▶ **Exercise prompt**
Return all the data, word for word.

▶ **Input**
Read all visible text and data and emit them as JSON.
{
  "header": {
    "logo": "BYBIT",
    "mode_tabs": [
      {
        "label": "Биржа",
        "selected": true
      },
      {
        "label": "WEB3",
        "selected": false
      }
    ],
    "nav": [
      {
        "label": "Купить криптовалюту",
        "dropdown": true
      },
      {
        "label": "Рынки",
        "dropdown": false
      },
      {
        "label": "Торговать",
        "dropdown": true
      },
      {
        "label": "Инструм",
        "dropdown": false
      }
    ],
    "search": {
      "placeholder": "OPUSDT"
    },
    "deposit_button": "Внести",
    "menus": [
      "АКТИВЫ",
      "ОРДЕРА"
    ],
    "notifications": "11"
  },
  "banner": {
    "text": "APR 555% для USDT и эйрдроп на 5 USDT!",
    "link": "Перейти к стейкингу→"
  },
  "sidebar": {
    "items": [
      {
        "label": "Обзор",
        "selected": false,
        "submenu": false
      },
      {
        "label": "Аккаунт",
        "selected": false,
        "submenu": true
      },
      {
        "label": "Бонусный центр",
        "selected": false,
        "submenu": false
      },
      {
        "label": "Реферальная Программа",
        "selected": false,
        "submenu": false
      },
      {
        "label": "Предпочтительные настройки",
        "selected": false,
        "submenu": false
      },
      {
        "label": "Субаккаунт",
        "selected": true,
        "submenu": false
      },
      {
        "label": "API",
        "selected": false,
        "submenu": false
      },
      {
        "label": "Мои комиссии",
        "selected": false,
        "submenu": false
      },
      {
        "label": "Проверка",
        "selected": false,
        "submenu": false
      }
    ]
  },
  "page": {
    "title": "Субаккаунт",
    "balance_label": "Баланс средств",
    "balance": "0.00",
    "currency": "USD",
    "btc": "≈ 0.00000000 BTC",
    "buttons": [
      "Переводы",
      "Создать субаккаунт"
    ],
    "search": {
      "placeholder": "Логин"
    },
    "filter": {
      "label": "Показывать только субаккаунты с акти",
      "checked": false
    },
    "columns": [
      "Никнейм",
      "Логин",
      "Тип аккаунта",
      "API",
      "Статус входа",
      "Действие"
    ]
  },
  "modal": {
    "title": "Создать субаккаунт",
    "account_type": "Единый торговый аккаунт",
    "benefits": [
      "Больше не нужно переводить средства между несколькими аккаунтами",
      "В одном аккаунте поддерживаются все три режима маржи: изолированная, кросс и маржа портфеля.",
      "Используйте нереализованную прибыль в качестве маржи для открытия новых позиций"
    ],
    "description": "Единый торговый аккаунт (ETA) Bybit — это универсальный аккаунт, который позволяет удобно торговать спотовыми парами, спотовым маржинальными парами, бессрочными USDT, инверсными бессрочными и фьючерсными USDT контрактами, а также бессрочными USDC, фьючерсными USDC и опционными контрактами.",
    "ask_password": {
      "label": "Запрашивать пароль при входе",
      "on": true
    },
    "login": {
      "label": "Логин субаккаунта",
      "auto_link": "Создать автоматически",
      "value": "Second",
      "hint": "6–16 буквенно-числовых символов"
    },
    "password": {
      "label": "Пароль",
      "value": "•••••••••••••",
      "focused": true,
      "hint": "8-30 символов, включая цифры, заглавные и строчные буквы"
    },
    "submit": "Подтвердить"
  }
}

▶ **The reply**
Read all visible text and data and emit them as JSON.
{
  "header": {
    "logo": "BYBIT",
    "mode_tabs": [
      {
        "label": "Биржа",
        "selected": true
      },
      {
        "label": "WEB3",
        "selected": false
      }
    ],
    "nav": [
      {
        "label": "Купить криптовалюту",
        "dropdown": true
      },
      {
        "label": "Рынки",
        "dropdown": false
      },
      {
        "label": "Торговать",
        "dropdown": true
      },
      {
        "label": "Инструм",
        "dropdown": false
      }
    ],
    "search": {
      "placeholder": "OPUSDT"
    },
    "deposit_button": "Внести",
    "menus": [
      "АКТИВЫ",
      "ОРДЕРА"
    ],
    "notifications": "11"
  },
  "banner": {
    "text": "APR 555% для USDT и эйрдроп на 5 USDT!",
    "link": "Перейти к стейкингу→"
  },
  "sidebar": {
    "items": [
      {
        "label": "Обзор",
        "selected": false,
        "submenu": false
      },
      {
        "label": "Аккаунт",
        "selected": false,
        "submenu": true
      },
      {
        "label": "Бонусный центр",
        "selected": false,
        "submenu": false
      },
      {
        "label": "Реферальная Программа",
        "selected": false,
        "submenu": false
      },
      {
        "label": "Предпочтительные настройки",
        "selected": false,
        "submenu": false
      },
      {
        "label": "Субаккаунт",
        "selected": true,
        "submenu": false
      },
      {
        "label": "API",
        "selected": false,
        "submenu": false
      },
      {
        "label": "Мои комиссии",
        "selected": false,
        "submenu": false
      },
      {
        "label": "Проверка",
        "selected": false,
        "submenu": false
      }
    ]
  },
  "page": {
    "title": "Субаккаунт",
    "balance_label": "Баланс средств",
    "balance": "0.00",
    "currency": "USD",
    "btc": "≈ 0.00000000 BTC",
    "buttons": [
      "Переводы",
      "Создать субаккаунт"
    ],
    "search": {
      "placeholder": "Логин"
    },
    "filter": {
      "label": "Показывать только субаккаунты с акти",
      "checked": false
    },
    "columns": [
      "Никнейм",
      "Логин",
      "Тип аккаунта",
      "API",
      "Статус входа",
      "Действие"
    ]
  },
  "modal": {
    "title": "Создать субаккаунт",
    "account_type": "Единый торговый аккаунт",
    "benefits": [
      "Больше не нужно переводить средства между несколькими аккаунтами",
      "В одном аккаунте поддерживаются все три режима маржи: изолированная, кросс и маржа портфеля.",
      "Используйте нереализованную прибыль в качестве маржи для открытия новых позиций"
    ],
    "description": "Единый торговый аккаунт (ETA) Bybit — это универсальный аккаунт, который позволяет удобно торговать спотовыми парами, спотовым маржинальными парами, бессрочными USDT, инверсными бессрочными и фьючерсными USDT контрактами, а также бессрочными USDC, фьючерсными USDC и опционными контрактами.",
    "ask_password": {
      "label": "Запрашивать пароль при входе",
      "on": true
    },
    "login": {
      "label": "Логин субаккаунта",
      "auto_link": "Создать автоматически",
      "value": "Second",
      "hint": "6–16 буквенно-числовых символов"
    },
    "password": {
      "label": "Пароль",
      "value": "•••••••••••••",
      "focused": true,
      "hint": "8-30 символов, включая цифры, заглавные и строчные буквы"
    },
    "submit": "Подтвердить"
  }
}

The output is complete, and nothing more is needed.